#### INPUT RECORDS

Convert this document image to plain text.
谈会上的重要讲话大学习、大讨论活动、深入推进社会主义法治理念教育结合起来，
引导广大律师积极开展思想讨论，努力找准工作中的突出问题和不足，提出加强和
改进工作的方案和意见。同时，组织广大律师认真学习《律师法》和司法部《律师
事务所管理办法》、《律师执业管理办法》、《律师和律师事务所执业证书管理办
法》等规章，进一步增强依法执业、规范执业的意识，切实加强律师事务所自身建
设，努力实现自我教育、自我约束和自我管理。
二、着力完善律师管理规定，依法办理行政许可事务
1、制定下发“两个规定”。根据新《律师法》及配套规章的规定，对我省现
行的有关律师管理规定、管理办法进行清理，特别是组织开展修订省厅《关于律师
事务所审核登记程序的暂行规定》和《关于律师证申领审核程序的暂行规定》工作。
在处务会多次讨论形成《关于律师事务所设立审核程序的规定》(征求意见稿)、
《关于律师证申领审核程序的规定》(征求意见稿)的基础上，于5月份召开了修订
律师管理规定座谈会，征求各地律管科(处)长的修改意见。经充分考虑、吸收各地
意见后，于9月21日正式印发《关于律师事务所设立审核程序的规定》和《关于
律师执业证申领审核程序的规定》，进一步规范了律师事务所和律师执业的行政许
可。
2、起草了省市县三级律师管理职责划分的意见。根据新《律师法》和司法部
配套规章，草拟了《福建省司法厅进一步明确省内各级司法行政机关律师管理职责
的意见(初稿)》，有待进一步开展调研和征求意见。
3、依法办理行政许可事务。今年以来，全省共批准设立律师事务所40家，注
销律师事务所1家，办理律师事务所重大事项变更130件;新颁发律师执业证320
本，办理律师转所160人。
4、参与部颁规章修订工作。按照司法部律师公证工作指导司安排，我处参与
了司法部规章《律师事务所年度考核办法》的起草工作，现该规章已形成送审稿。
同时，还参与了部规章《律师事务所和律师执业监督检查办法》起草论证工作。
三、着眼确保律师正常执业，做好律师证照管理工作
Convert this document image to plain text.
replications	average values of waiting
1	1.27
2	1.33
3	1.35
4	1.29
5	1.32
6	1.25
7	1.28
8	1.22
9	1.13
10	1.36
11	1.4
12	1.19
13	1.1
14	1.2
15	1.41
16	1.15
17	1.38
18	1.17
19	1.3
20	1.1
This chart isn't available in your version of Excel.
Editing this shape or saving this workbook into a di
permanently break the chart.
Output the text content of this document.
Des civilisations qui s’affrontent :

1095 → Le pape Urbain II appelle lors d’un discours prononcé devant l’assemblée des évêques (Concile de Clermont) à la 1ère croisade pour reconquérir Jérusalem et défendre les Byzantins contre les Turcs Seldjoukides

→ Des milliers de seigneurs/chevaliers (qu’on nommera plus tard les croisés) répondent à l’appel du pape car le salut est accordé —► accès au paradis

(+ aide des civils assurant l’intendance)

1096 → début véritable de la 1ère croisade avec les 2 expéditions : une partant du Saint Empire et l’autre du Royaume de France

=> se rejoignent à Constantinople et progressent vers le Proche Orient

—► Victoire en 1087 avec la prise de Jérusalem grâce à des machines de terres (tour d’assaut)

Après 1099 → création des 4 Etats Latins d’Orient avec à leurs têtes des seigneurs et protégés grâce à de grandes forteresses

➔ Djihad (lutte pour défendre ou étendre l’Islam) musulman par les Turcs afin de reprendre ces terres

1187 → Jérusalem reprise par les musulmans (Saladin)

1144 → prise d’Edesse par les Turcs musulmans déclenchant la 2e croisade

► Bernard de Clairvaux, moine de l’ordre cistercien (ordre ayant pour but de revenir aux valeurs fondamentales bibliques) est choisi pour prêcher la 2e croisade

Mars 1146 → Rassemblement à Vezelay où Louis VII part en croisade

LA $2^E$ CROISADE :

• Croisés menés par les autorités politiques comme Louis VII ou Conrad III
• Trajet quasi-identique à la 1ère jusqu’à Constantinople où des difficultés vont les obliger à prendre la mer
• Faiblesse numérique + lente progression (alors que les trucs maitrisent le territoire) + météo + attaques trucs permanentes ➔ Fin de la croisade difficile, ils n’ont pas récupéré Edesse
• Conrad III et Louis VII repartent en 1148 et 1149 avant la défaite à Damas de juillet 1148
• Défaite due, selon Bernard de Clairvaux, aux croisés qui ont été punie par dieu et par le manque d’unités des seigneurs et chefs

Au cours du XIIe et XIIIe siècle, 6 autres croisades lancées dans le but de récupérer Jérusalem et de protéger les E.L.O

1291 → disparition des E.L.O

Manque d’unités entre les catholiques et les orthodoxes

#### SET PROBLEM
Extract every line that has the string "Bernard" in it.

#### EXERCISE OUTPUT
► Bernard de Clairvaux, moine de l’ordre cistercien (ordre ayant pour but de revenir aux valeurs fondamentales bibliques) est choisi pour prêcher la 2e croisade
• Défaite due, selon Bernard de Clairvaux, aux croisés qui ont été punie par dieu et par le manque d’unités des seigneurs et chefs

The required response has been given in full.